• [GIVEN DATA]:
BEGIN
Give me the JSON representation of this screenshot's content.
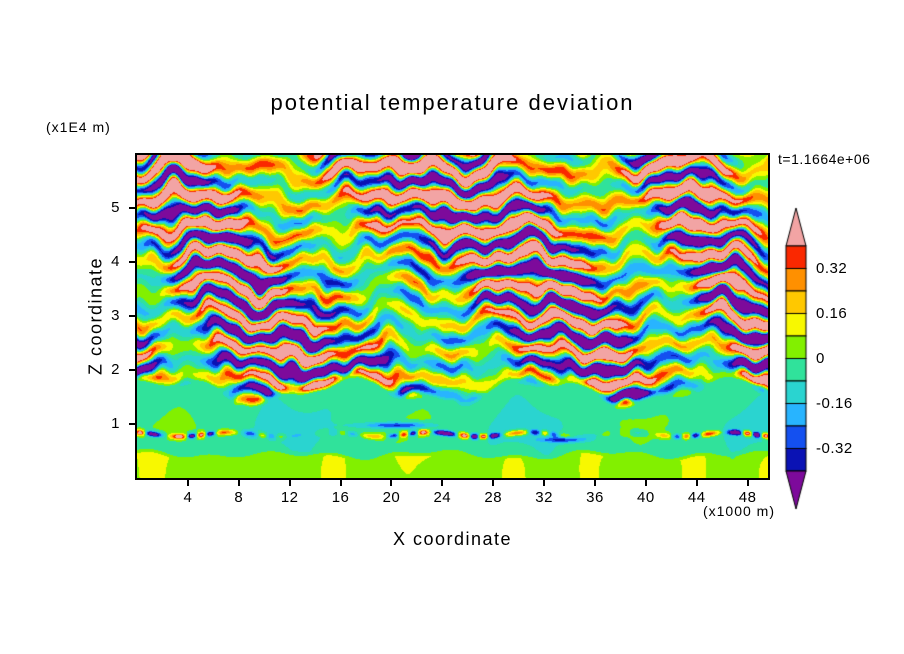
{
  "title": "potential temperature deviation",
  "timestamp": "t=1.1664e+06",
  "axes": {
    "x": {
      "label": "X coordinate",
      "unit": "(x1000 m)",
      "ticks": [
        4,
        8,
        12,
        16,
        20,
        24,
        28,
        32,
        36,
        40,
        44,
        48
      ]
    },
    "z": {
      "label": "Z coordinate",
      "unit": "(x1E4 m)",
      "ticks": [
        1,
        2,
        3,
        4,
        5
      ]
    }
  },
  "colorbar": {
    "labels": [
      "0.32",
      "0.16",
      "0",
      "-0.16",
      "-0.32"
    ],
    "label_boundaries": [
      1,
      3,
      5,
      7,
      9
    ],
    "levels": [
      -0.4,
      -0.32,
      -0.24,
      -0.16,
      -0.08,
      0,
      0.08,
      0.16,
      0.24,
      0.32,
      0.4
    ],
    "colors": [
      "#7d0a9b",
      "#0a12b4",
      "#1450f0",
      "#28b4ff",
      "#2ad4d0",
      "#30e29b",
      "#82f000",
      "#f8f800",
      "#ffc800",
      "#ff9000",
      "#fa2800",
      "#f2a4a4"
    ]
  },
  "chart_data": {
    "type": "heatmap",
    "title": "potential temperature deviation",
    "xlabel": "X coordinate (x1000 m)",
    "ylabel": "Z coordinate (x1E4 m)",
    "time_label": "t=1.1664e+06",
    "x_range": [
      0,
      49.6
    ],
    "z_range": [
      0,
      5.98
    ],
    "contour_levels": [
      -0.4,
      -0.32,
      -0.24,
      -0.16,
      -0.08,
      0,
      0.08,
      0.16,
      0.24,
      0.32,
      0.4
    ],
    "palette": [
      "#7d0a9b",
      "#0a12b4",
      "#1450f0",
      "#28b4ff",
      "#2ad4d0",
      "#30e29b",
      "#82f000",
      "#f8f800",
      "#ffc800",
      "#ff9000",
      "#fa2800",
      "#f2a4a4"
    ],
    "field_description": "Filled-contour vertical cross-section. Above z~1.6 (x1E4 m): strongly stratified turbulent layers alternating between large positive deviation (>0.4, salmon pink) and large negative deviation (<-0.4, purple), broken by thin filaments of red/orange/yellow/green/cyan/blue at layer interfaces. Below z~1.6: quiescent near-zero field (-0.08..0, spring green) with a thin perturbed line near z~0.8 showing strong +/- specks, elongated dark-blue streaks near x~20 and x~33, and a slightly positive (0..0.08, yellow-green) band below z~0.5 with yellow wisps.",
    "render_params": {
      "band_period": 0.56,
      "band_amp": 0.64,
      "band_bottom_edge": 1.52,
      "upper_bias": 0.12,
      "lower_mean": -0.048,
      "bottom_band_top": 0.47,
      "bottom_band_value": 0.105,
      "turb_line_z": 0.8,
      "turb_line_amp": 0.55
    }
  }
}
END
BEGIN
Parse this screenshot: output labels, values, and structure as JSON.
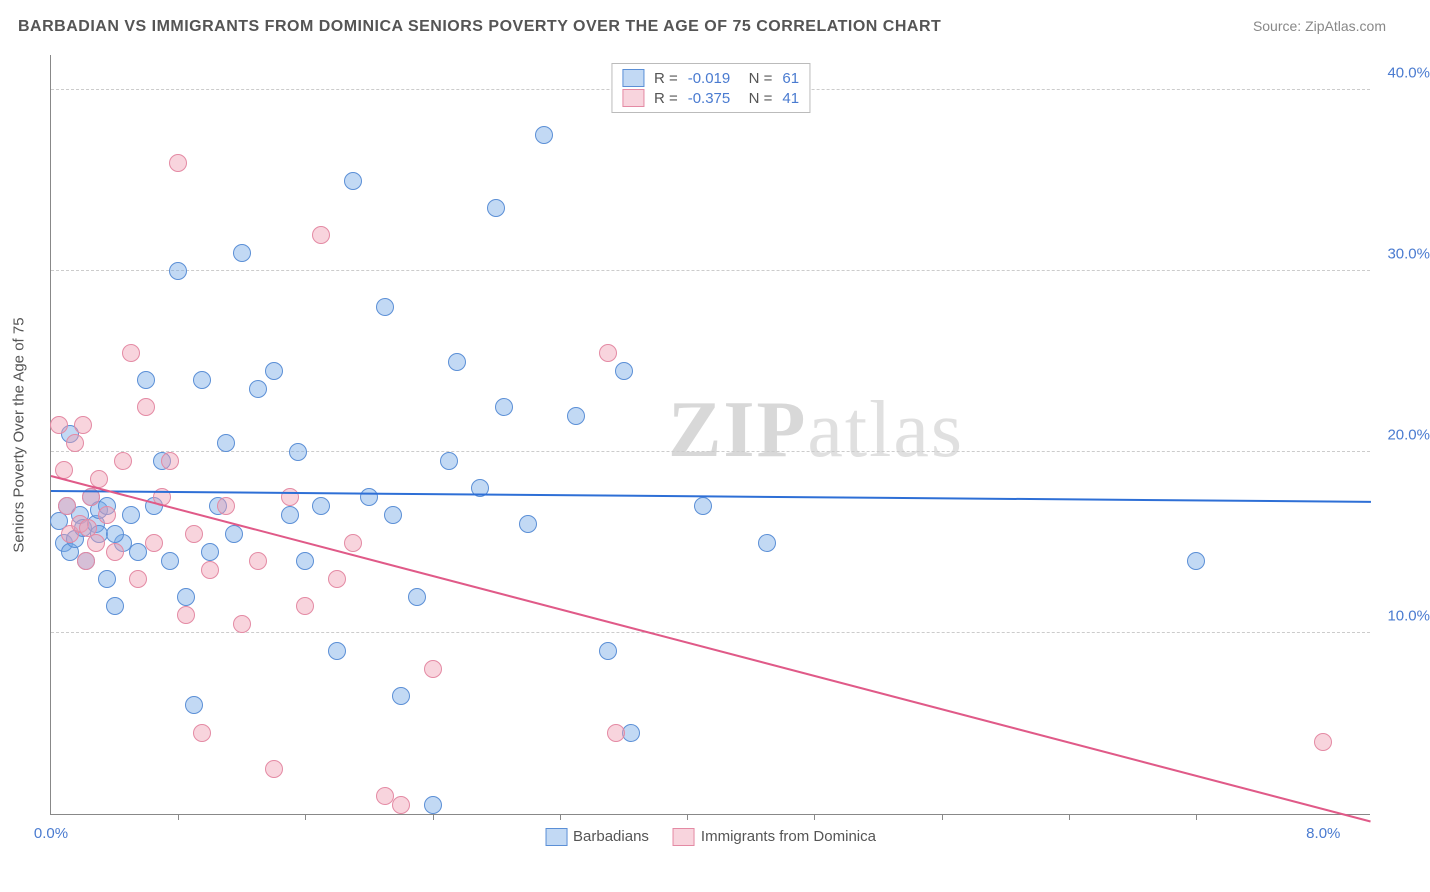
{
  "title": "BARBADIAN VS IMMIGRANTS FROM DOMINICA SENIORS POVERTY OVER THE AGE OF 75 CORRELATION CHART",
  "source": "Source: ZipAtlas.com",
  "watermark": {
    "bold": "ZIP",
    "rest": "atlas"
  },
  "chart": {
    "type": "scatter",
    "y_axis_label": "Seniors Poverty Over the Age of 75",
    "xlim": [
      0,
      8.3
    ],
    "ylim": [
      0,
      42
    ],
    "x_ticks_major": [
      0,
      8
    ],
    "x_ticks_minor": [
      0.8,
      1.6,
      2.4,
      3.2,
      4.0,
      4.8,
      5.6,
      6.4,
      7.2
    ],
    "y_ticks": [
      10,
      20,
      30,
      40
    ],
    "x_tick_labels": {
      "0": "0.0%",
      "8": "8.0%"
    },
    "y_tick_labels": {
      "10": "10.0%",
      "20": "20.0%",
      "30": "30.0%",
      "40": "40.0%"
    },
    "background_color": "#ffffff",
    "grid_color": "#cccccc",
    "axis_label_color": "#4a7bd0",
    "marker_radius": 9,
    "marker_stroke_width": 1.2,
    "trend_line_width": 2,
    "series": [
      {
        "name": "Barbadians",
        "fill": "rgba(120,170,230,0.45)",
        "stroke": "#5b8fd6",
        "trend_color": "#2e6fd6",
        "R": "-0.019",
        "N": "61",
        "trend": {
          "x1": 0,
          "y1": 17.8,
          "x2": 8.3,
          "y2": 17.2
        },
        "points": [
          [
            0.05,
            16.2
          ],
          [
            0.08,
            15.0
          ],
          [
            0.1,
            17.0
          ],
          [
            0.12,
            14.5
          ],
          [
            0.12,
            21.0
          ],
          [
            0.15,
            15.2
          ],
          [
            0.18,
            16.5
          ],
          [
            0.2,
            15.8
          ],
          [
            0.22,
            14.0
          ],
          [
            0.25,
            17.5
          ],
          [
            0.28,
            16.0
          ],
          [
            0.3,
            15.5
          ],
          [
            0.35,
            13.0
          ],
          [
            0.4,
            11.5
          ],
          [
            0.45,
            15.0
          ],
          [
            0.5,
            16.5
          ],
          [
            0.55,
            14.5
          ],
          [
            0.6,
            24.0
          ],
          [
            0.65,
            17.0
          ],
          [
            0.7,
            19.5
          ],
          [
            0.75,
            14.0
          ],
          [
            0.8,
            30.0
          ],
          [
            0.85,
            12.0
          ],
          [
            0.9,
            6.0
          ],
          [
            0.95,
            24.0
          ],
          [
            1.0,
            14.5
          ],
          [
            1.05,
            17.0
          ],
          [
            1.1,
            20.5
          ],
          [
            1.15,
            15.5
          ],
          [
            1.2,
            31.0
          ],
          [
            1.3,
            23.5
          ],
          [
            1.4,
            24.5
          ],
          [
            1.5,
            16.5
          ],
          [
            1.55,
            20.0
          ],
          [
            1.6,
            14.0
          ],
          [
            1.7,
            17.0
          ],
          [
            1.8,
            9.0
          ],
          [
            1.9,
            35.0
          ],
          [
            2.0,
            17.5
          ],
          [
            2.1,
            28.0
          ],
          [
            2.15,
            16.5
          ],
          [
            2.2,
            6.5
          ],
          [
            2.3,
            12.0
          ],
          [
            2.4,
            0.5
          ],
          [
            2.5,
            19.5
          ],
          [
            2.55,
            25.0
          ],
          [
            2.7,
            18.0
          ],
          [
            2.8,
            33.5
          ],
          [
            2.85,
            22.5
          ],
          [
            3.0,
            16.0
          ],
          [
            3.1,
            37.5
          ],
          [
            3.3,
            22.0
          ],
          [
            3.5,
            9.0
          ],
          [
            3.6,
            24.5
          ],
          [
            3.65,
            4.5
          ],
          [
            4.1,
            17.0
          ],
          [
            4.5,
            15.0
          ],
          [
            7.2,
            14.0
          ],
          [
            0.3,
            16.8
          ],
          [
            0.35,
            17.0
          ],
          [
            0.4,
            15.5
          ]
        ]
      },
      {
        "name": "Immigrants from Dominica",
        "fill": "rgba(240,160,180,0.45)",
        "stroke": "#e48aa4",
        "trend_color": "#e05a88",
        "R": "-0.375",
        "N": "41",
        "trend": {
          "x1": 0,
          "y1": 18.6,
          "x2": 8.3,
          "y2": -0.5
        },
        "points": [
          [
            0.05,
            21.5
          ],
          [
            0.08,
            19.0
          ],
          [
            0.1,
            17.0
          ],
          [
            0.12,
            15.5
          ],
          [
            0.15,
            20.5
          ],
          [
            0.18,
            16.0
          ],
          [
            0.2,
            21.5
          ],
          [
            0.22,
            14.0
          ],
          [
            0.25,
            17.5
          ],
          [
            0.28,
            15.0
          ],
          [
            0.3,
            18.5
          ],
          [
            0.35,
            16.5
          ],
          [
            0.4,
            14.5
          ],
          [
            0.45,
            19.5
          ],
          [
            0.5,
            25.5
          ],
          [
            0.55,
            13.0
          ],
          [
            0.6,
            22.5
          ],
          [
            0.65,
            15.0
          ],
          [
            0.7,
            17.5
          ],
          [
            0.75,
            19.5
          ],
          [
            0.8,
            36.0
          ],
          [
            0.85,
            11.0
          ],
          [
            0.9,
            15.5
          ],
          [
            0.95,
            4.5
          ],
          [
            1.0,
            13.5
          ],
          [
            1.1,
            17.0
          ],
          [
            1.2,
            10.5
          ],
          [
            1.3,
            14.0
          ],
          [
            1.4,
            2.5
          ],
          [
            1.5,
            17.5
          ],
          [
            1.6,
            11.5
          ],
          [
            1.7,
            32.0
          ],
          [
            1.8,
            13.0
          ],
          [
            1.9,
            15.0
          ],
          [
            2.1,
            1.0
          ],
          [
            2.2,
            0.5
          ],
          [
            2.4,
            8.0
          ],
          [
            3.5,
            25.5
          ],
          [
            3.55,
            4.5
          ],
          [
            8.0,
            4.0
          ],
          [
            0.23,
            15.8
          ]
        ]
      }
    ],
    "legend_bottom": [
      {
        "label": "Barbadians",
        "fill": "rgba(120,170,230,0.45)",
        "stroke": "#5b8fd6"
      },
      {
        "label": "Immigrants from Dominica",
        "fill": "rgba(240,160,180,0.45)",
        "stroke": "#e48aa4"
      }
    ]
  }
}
END
• [THE TASK]:
Copy every line in the records above that contains the word "JSON".

• [WORKED SOLUTION]:
Give me the JSON representation of this screenshot's content.
Parse this screenshot: output labels, values, and structure as JSON.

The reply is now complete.